======== Exercise material ========
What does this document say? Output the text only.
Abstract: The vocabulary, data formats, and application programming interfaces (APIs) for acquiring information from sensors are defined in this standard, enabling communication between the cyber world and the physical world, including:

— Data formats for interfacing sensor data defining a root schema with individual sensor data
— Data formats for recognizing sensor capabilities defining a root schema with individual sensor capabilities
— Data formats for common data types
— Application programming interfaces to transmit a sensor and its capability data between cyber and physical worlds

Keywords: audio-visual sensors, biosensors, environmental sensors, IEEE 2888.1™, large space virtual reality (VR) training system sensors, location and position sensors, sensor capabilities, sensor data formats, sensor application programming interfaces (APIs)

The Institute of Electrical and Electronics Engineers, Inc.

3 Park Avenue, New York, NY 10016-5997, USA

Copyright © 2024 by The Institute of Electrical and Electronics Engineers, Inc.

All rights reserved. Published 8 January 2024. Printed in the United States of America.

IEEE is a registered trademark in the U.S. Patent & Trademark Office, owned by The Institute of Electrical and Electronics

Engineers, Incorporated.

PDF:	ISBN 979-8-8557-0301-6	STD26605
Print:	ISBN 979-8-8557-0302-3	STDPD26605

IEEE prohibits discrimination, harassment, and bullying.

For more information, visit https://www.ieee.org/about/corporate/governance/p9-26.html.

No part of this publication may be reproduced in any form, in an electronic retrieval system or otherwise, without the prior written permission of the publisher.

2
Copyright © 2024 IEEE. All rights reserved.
========
======== Exercise material ========
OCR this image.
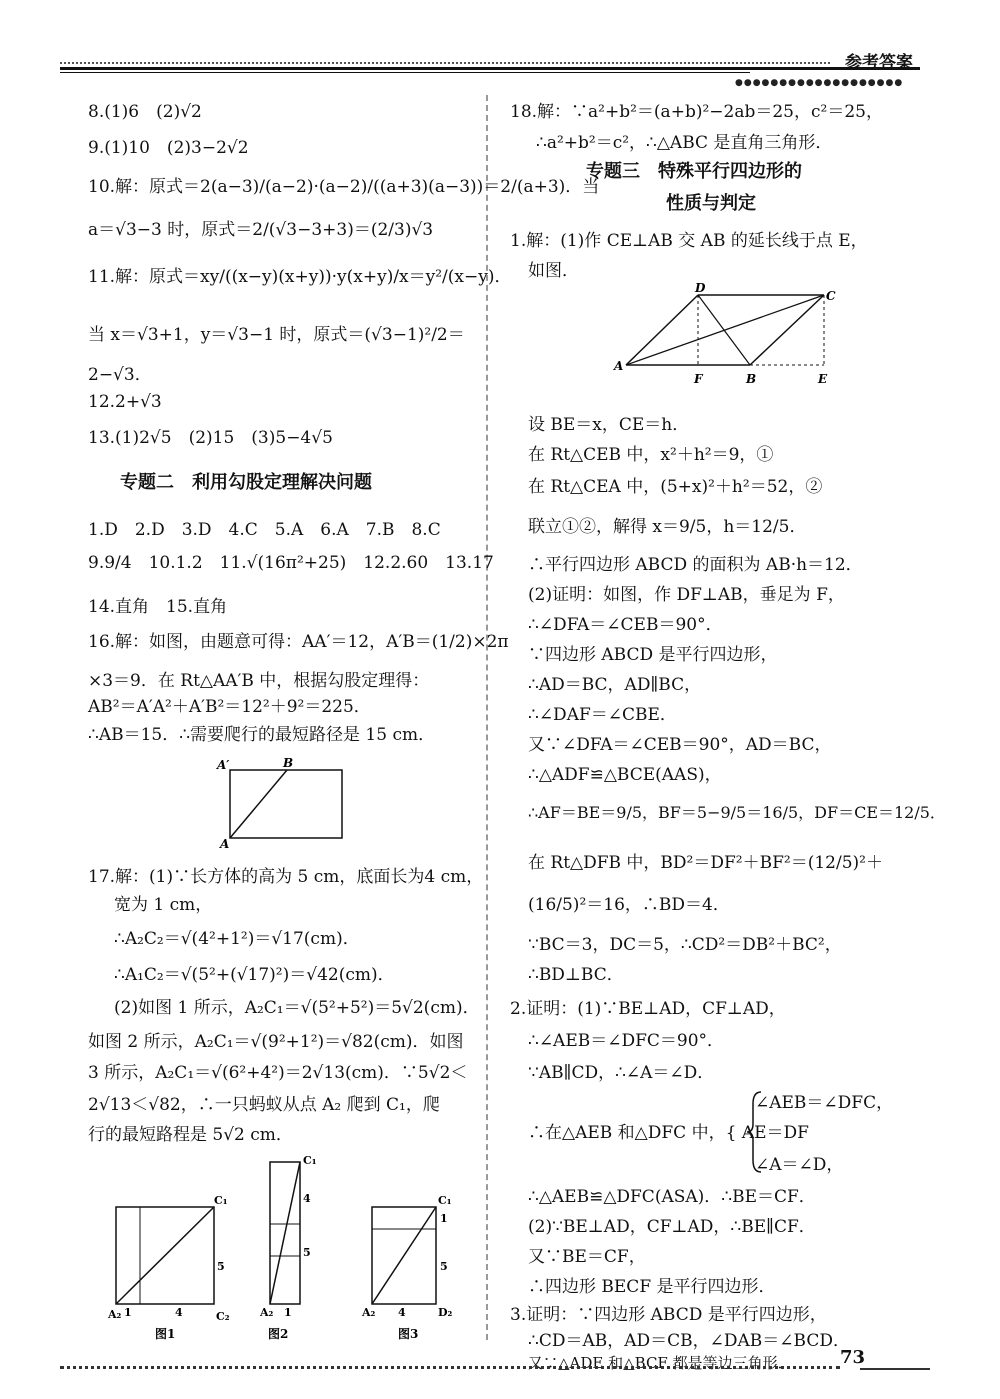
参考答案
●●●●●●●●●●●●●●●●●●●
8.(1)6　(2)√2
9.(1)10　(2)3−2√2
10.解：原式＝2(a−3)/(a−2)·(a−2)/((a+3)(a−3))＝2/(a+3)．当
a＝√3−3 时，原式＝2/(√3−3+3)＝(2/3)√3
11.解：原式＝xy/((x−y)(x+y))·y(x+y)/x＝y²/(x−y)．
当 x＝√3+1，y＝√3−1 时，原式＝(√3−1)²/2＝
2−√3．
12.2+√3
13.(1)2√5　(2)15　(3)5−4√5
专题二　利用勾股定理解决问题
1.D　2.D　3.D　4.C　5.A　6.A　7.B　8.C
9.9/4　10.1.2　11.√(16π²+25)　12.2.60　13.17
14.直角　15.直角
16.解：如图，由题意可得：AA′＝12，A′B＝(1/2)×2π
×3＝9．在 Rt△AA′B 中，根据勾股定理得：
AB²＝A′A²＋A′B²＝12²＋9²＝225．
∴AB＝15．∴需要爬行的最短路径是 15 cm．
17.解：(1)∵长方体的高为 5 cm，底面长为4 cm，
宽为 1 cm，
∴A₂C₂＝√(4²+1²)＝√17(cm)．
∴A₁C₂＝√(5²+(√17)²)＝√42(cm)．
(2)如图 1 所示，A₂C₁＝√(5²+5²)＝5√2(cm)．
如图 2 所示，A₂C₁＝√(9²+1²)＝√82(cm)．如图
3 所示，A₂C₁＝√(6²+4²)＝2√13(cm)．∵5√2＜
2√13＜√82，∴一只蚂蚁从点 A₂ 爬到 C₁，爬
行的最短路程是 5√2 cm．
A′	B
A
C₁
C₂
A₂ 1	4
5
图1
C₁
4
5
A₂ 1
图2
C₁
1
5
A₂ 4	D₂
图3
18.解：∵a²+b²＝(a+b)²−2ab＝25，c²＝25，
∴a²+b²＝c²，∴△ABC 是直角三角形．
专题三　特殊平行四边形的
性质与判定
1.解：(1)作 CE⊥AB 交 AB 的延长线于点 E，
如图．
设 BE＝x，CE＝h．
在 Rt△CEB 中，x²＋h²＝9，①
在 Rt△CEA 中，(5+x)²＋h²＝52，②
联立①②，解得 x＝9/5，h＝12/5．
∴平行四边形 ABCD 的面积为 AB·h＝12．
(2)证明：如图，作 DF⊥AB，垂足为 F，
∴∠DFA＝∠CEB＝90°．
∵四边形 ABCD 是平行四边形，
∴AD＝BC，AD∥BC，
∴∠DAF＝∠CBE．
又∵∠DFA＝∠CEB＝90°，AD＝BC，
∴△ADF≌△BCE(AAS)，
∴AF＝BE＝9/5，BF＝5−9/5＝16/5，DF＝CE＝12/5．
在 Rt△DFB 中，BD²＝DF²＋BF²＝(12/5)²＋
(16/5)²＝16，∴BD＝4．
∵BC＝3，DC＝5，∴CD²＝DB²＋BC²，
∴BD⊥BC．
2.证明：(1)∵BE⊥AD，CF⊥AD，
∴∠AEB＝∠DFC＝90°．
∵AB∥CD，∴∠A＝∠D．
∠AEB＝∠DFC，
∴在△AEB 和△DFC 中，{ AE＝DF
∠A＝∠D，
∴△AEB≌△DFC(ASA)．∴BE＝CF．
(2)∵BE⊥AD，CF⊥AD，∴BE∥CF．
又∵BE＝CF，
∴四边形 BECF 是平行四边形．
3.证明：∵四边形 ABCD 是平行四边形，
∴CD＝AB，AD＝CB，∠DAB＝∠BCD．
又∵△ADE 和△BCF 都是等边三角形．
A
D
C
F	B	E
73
========
▶ Problem statement
Go through the material and select each line with the string "defining" in it.

▶ Output of the exercise
— Data formats for interfacing sensor data defining a root schema with individual sensor data
— Data formats for recognizing sensor capabilities defining a root schema with individual sensor capabilities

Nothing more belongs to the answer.